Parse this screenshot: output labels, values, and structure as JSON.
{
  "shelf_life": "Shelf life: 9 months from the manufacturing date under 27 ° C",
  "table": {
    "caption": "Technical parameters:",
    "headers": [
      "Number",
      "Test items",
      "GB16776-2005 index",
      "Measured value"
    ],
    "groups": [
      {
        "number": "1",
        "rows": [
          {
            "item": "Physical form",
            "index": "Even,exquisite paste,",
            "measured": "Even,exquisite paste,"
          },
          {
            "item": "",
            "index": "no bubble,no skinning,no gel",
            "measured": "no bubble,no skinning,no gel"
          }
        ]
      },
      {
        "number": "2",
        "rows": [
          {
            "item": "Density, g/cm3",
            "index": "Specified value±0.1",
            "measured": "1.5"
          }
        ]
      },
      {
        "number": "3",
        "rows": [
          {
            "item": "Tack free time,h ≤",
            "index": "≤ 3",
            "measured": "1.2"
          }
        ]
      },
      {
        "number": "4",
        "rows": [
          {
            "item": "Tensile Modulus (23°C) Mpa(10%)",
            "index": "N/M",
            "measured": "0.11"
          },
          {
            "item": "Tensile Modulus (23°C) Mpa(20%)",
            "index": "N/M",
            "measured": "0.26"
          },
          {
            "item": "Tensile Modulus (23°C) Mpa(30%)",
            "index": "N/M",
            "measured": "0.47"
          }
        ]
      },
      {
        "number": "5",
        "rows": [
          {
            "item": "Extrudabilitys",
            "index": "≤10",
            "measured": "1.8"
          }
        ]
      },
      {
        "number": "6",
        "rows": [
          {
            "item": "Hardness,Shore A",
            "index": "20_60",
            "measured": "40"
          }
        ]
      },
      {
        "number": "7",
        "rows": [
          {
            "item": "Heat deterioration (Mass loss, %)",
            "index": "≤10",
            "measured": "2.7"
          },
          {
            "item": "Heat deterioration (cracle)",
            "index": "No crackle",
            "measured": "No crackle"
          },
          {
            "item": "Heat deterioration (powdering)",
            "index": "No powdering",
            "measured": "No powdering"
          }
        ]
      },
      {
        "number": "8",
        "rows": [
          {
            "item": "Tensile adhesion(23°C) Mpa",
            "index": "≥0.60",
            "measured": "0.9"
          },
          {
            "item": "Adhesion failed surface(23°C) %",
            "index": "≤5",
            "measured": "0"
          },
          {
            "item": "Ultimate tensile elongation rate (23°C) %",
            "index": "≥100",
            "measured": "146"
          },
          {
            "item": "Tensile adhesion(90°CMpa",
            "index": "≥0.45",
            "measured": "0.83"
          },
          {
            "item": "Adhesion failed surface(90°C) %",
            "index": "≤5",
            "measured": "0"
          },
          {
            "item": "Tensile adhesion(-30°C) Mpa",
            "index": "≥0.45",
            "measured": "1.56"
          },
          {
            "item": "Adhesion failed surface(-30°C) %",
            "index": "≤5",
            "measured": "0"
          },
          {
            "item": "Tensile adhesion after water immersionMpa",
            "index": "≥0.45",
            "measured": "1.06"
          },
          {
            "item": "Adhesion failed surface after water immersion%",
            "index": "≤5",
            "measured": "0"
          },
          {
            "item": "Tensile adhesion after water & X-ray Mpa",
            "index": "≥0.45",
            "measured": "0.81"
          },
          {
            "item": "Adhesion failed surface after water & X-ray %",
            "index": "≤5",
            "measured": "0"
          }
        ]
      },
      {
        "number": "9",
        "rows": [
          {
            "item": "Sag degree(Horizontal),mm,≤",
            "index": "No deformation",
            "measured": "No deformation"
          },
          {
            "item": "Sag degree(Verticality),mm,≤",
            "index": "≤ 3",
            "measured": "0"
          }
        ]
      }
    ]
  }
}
**********
* EXERCISE DETAILS *
Keep only those lines of the records that hold "failed", and return them.

* CORRECT ANSWER *
            "item": "Adhesion failed surface(23°C) %",
            "item": "Adhesion failed surface(90°C) %",
            "item": "Adhesion failed surface(-30°C) %",
            "item": "Adhesion failed surface after water immersion%",
            "item": "Adhesion failed surface after water & X-ray %",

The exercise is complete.